• EXERCISE PROMPT: Look over the entries that follow and work out how many lines contain "Disable". State the number only.

---- DATASET ENTRIES

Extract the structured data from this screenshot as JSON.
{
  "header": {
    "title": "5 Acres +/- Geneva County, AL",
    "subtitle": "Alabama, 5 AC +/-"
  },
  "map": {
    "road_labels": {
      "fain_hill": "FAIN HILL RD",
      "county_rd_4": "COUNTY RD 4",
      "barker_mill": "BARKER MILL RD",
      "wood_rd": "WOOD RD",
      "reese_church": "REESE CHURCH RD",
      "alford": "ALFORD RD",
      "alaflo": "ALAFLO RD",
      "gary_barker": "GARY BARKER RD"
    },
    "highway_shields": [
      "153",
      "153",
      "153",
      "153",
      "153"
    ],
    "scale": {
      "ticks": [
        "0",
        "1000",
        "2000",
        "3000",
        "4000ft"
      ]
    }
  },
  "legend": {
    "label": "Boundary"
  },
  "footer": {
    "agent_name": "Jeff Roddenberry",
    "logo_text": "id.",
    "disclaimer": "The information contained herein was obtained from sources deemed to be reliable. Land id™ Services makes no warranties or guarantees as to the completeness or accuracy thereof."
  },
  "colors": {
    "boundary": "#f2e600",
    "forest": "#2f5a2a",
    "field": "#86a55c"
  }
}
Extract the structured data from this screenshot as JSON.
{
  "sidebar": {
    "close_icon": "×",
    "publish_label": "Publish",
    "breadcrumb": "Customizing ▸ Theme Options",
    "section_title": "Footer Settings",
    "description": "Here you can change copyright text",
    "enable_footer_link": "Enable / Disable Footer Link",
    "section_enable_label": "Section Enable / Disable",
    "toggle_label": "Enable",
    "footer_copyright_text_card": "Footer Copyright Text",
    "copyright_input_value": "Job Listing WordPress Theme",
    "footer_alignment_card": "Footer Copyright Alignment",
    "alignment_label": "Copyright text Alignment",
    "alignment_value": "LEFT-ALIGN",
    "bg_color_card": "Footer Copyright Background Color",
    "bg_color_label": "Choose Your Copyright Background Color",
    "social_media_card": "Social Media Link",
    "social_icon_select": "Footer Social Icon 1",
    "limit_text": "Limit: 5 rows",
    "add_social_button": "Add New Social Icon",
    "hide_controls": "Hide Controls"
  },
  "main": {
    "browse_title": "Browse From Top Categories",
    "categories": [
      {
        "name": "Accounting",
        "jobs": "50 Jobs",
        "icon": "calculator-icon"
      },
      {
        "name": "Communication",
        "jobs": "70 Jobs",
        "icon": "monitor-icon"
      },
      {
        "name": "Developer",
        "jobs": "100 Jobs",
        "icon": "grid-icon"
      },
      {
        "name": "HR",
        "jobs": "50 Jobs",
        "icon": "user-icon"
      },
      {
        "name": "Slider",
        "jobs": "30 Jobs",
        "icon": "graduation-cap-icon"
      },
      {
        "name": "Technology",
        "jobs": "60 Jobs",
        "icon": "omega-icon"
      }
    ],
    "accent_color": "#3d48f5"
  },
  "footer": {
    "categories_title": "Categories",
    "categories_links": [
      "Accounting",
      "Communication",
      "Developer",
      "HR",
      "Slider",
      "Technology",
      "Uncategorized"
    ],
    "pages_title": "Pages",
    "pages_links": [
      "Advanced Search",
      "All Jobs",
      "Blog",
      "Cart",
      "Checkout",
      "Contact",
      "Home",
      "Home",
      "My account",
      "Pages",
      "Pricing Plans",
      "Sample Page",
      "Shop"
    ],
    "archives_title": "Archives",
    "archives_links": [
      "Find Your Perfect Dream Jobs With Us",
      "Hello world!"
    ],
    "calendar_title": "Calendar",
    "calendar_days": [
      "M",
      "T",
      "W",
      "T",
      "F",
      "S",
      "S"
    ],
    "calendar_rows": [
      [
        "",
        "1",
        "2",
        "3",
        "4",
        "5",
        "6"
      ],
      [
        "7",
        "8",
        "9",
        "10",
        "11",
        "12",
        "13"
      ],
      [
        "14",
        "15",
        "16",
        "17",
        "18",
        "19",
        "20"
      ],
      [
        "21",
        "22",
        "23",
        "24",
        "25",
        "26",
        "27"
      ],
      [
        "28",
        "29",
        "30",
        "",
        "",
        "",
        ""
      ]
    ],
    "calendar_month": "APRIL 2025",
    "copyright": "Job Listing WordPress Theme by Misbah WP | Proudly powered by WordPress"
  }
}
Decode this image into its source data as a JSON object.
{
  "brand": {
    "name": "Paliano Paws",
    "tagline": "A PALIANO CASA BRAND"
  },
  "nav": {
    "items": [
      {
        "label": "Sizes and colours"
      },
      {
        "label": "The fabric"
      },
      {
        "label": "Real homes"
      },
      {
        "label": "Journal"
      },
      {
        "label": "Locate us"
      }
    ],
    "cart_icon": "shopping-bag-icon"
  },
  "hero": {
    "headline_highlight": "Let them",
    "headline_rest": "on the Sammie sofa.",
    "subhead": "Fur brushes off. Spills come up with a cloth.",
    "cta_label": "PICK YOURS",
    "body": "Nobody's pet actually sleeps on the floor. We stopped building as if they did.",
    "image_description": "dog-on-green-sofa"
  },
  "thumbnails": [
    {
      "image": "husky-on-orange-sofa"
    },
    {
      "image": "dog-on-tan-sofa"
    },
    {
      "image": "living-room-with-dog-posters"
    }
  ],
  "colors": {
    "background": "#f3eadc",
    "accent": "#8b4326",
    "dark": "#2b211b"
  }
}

--------

• WRITTEN ANSWER: 2